WHAT YOU NEED TO DO: Output the entries below exactly as written, omitting pictures.

SUPPLIED INFORMATION:
══════

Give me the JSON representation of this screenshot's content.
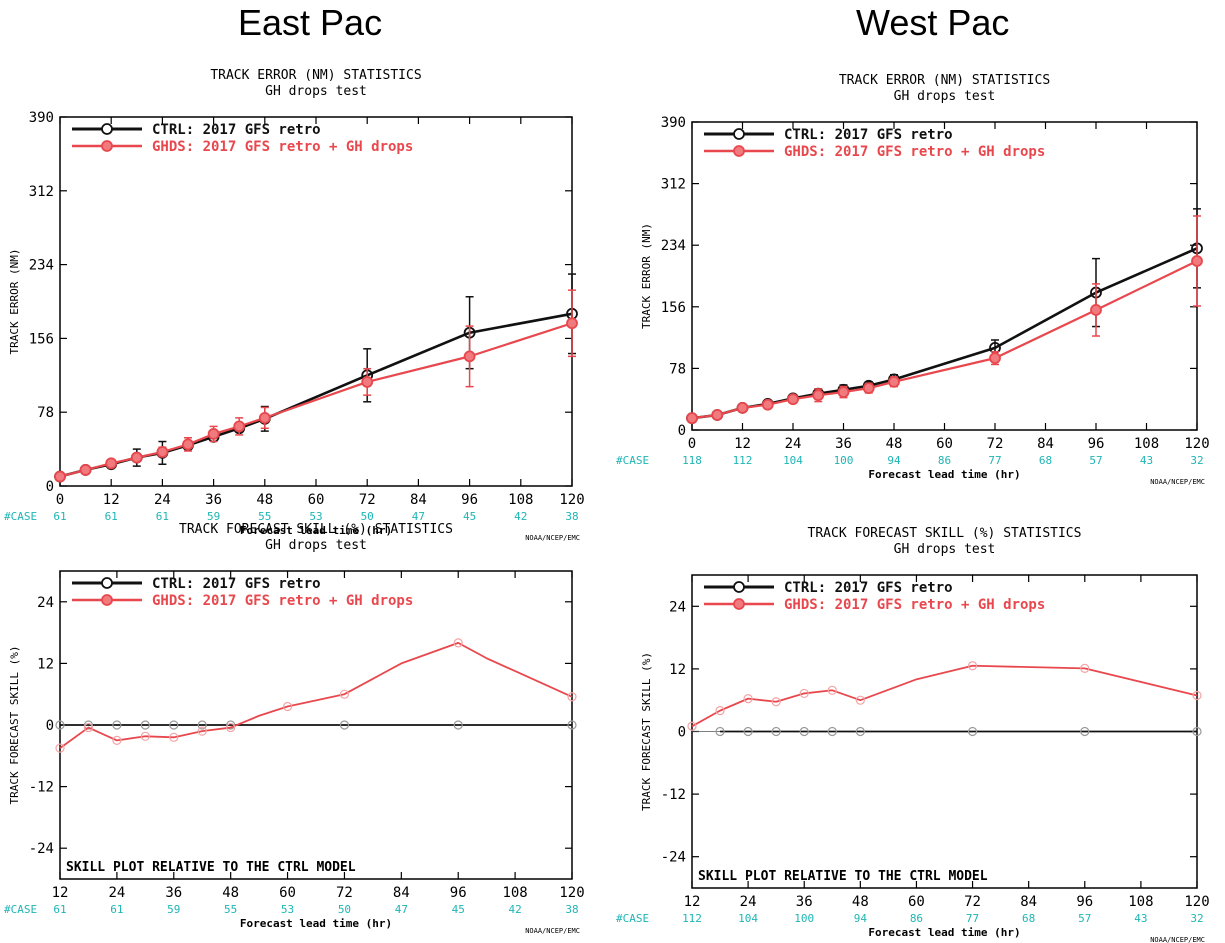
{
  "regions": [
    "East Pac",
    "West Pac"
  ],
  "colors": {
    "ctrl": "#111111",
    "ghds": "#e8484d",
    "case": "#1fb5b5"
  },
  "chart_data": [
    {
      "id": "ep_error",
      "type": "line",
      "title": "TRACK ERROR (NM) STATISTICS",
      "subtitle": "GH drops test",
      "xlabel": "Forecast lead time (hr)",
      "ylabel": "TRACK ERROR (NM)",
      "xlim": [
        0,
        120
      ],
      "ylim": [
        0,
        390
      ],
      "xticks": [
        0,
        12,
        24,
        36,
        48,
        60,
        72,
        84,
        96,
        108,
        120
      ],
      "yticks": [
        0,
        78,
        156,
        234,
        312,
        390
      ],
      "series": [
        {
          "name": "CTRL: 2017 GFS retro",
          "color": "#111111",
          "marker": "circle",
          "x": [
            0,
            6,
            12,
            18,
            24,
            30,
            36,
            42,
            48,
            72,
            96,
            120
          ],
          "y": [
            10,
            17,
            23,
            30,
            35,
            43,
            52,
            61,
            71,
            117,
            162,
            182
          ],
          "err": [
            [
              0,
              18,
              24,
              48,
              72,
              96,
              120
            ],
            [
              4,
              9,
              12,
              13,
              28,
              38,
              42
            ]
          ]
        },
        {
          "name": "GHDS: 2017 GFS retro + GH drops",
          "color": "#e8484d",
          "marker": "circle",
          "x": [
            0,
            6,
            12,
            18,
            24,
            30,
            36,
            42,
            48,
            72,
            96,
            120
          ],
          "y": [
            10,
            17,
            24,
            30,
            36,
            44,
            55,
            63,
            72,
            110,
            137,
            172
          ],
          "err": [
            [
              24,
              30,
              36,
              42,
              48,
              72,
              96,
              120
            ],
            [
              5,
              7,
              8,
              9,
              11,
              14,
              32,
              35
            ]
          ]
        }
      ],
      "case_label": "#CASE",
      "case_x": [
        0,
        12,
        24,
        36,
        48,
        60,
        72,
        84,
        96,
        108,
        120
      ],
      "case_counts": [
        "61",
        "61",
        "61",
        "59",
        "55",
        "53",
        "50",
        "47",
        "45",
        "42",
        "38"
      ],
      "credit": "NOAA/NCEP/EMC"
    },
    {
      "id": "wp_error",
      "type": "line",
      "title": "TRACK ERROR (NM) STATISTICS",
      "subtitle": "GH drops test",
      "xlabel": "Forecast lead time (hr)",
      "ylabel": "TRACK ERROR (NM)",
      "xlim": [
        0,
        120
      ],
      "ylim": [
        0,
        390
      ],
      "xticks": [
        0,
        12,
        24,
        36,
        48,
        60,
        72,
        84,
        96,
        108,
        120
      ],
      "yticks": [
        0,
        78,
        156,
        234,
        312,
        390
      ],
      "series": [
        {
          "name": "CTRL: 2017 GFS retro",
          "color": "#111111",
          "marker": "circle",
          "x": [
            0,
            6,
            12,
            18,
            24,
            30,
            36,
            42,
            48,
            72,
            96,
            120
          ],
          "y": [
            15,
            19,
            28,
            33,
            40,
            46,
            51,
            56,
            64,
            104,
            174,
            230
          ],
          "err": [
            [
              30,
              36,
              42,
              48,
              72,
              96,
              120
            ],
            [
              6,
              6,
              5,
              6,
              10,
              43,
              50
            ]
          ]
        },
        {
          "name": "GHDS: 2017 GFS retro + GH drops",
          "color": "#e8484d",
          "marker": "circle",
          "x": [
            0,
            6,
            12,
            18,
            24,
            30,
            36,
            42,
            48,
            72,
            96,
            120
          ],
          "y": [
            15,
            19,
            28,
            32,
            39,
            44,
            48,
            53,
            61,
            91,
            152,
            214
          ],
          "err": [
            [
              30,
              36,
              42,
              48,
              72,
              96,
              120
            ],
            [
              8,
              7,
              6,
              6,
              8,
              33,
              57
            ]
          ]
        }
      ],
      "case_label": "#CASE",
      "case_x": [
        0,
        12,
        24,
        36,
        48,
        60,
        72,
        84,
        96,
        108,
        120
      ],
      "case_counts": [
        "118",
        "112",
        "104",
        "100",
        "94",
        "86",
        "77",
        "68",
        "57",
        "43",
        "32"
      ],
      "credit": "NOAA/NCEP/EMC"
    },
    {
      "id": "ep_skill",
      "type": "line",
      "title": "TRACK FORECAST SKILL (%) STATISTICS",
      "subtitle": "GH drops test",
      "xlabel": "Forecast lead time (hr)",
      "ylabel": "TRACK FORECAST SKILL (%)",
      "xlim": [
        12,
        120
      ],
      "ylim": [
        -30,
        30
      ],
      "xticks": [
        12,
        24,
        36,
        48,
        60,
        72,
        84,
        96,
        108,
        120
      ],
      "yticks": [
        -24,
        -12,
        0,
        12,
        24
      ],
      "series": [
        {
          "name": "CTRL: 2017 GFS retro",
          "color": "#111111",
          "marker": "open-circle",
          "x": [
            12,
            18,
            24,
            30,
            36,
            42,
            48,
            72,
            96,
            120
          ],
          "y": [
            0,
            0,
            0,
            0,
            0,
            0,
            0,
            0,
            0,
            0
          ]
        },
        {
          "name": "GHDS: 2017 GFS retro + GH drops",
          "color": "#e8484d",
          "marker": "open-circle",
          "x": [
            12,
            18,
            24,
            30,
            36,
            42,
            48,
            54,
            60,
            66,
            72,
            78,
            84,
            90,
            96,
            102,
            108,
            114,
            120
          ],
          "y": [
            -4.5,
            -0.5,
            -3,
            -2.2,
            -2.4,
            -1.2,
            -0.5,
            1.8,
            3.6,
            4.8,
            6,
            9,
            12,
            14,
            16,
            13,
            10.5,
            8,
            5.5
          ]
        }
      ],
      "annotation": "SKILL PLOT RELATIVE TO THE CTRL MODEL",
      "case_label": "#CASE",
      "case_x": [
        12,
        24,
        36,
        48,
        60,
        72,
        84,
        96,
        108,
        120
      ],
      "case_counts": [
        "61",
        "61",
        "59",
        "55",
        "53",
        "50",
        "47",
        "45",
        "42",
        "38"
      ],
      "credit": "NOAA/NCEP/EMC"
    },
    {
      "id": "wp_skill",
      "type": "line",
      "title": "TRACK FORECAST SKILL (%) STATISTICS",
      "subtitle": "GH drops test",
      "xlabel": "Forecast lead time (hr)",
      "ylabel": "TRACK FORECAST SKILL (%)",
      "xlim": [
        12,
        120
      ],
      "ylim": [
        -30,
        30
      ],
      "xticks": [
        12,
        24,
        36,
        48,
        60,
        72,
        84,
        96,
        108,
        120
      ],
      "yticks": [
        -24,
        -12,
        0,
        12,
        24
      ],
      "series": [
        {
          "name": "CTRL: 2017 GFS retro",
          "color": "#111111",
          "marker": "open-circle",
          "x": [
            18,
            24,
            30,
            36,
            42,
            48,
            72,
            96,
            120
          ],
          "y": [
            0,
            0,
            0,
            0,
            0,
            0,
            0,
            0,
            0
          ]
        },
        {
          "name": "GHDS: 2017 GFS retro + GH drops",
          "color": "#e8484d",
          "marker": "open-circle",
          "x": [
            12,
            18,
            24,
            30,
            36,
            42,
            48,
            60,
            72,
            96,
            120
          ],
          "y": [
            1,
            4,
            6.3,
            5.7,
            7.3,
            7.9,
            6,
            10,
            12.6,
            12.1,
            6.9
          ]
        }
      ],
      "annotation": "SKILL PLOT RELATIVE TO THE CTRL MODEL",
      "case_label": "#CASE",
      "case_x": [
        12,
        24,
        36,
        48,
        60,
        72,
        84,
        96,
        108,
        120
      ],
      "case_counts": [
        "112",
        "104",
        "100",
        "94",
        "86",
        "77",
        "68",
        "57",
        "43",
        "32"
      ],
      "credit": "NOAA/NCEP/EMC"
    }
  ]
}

══════

FULL OUTPUT:
Give me the JSON representation of this screenshot's content.
{
  "regions": [
    "East Pac",
    "West Pac"
  ],
  "colors": {
    "ctrl": "#111111",
    "ghds": "#e8484d",
    "case": "#1fb5b5"
  },
  "chart_data": [
    {
      "id": "ep_error",
      "type": "line",
      "title": "TRACK ERROR (NM) STATISTICS",
      "subtitle": "GH drops test",
      "xlabel": "Forecast lead time (hr)",
      "ylabel": "TRACK ERROR (NM)",
      "xlim": [
        0,
        120
      ],
      "ylim": [
        0,
        390
      ],
      "xticks": [
        0,
        12,
        24,
        36,
        48,
        60,
        72,
        84,
        96,
        108,
        120
      ],
      "yticks": [
        0,
        78,
        156,
        234,
        312,
        390
      ],
      "series": [
        {
          "name": "CTRL: 2017 GFS retro",
          "color": "#111111",
          "marker": "circle",
          "x": [
            0,
            6,
            12,
            18,
            24,
            30,
            36,
            42,
            48,
            72,
            96,
            120
          ],
          "y": [
            10,
            17,
            23,
            30,
            35,
            43,
            52,
            61,
            71,
            117,
            162,
            182
          ],
          "err": [
            [
              0,
              18,
              24,
              48,
              72,
              96,
              120
            ],
            [
              4,
              9,
              12,
              13,
              28,
              38,
              42
            ]
          ]
        },
        {
          "name": "GHDS: 2017 GFS retro + GH drops",
          "color": "#e8484d",
          "marker": "circle",
          "x": [
            0,
            6,
            12,
            18,
            24,
            30,
            36,
            42,
            48,
            72,
            96,
            120
          ],
          "y": [
            10,
            17,
            24,
            30,
            36,
            44,
            55,
            63,
            72,
            110,
            137,
            172
          ],
          "err": [
            [
              24,
              30,
              36,
              42,
              48,
              72,
              96,
              120
            ],
            [
              5,
              7,
              8,
              9,
              11,
              14,
              32,
              35
            ]
          ]
        }
      ],
      "case_label": "#CASE",
      "case_x": [
        0,
        12,
        24,
        36,
        48,
        60,
        72,
        84,
        96,
        108,
        120
      ],
      "case_counts": [
        "61",
        "61",
        "61",
        "59",
        "55",
        "53",
        "50",
        "47",
        "45",
        "42",
        "38"
      ],
      "credit": "NOAA/NCEP/EMC"
    },
    {
      "id": "wp_error",
      "type": "line",
      "title": "TRACK ERROR (NM) STATISTICS",
      "subtitle": "GH drops test",
      "xlabel": "Forecast lead time (hr)",
      "ylabel": "TRACK ERROR (NM)",
      "xlim": [
        0,
        120
      ],
      "ylim": [
        0,
        390
      ],
      "xticks": [
        0,
        12,
        24,
        36,
        48,
        60,
        72,
        84,
        96,
        108,
        120
      ],
      "yticks": [
        0,
        78,
        156,
        234,
        312,
        390
      ],
      "series": [
        {
          "name": "CTRL: 2017 GFS retro",
          "color": "#111111",
          "marker": "circle",
          "x": [
            0,
            6,
            12,
            18,
            24,
            30,
            36,
            42,
            48,
            72,
            96,
            120
          ],
          "y": [
            15,
            19,
            28,
            33,
            40,
            46,
            51,
            56,
            64,
            104,
            174,
            230
          ],
          "err": [
            [
              30,
              36,
              42,
              48,
              72,
              96,
              120
            ],
            [
              6,
              6,
              5,
              6,
              10,
              43,
              50
            ]
          ]
        },
        {
          "name": "GHDS: 2017 GFS retro + GH drops",
          "color": "#e8484d",
          "marker": "circle",
          "x": [
            0,
            6,
            12,
            18,
            24,
            30,
            36,
            42,
            48,
            72,
            96,
            120
          ],
          "y": [
            15,
            19,
            28,
            32,
            39,
            44,
            48,
            53,
            61,
            91,
            152,
            214
          ],
          "err": [
            [
              30,
              36,
              42,
              48,
              72,
              96,
              120
            ],
            [
              8,
              7,
              6,
              6,
              8,
              33,
              57
            ]
          ]
        }
      ],
      "case_label": "#CASE",
      "case_x": [
        0,
        12,
        24,
        36,
        48,
        60,
        72,
        84,
        96,
        108,
        120
      ],
      "case_counts": [
        "118",
        "112",
        "104",
        "100",
        "94",
        "86",
        "77",
        "68",
        "57",
        "43",
        "32"
      ],
      "credit": "NOAA/NCEP/EMC"
    },
    {
      "id": "ep_skill",
      "type": "line",
      "title": "TRACK FORECAST SKILL (%) STATISTICS",
      "subtitle": "GH drops test",
      "xlabel": "Forecast lead time (hr)",
      "ylabel": "TRACK FORECAST SKILL (%)",
      "xlim": [
        12,
        120
      ],
      "ylim": [
        -30,
        30
      ],
      "xticks": [
        12,
        24,
        36,
        48,
        60,
        72,
        84,
        96,
        108,
        120
      ],
      "yticks": [
        -24,
        -12,
        0,
        12,
        24
      ],
      "series": [
        {
          "name": "CTRL: 2017 GFS retro",
          "color": "#111111",
          "marker": "open-circle",
          "x": [
            12,
            18,
            24,
            30,
            36,
            42,
            48,
            72,
            96,
            120
          ],
          "y": [
            0,
            0,
            0,
            0,
            0,
            0,
            0,
            0,
            0,
            0
          ]
        },
        {
          "name": "GHDS: 2017 GFS retro + GH drops",
          "color": "#e8484d",
          "marker": "open-circle",
          "x": [
            12,
            18,
            24,
            30,
            36,
            42,
            48,
            54,
            60,
            66,
            72,
            78,
            84,
            90,
            96,
            102,
            108,
            114,
            120
          ],
          "y": [
            -4.5,
            -0.5,
            -3,
            -2.2,
            -2.4,
            -1.2,
            -0.5,
            1.8,
            3.6,
            4.8,
            6,
            9,
            12,
            14,
            16,
            13,
            10.5,
            8,
            5.5
          ]
        }
      ],
      "annotation": "SKILL PLOT RELATIVE TO THE CTRL MODEL",
      "case_label": "#CASE",
      "case_x": [
        12,
        24,
        36,
        48,
        60,
        72,
        84,
        96,
        108,
        120
      ],
      "case_counts": [
        "61",
        "61",
        "59",
        "55",
        "53",
        "50",
        "47",
        "45",
        "42",
        "38"
      ],
      "credit": "NOAA/NCEP/EMC"
    },
    {
      "id": "wp_skill",
      "type": "line",
      "title": "TRACK FORECAST SKILL (%) STATISTICS",
      "subtitle": "GH drops test",
      "xlabel": "Forecast lead time (hr)",
      "ylabel": "TRACK FORECAST SKILL (%)",
      "xlim": [
        12,
        120
      ],
      "ylim": [
        -30,
        30
      ],
      "xticks": [
        12,
        24,
        36,
        48,
        60,
        72,
        84,
        96,
        108,
        120
      ],
      "yticks": [
        -24,
        -12,
        0,
        12,
        24
      ],
      "series": [
        {
          "name": "CTRL: 2017 GFS retro",
          "color": "#111111",
          "marker": "open-circle",
          "x": [
            18,
            24,
            30,
            36,
            42,
            48,
            72,
            96,
            120
          ],
          "y": [
            0,
            0,
            0,
            0,
            0,
            0,
            0,
            0,
            0
          ]
        },
        {
          "name": "GHDS: 2017 GFS retro + GH drops",
          "color": "#e8484d",
          "marker": "open-circle",
          "x": [
            12,
            18,
            24,
            30,
            36,
            42,
            48,
            60,
            72,
            96,
            120
          ],
          "y": [
            1,
            4,
            6.3,
            5.7,
            7.3,
            7.9,
            6,
            10,
            12.6,
            12.1,
            6.9
          ]
        }
      ],
      "annotation": "SKILL PLOT RELATIVE TO THE CTRL MODEL",
      "case_label": "#CASE",
      "case_x": [
        12,
        24,
        36,
        48,
        60,
        72,
        84,
        96,
        108,
        120
      ],
      "case_counts": [
        "112",
        "104",
        "100",
        "94",
        "86",
        "77",
        "68",
        "57",
        "43",
        "32"
      ],
      "credit": "NOAA/NCEP/EMC"
    }
  ]
}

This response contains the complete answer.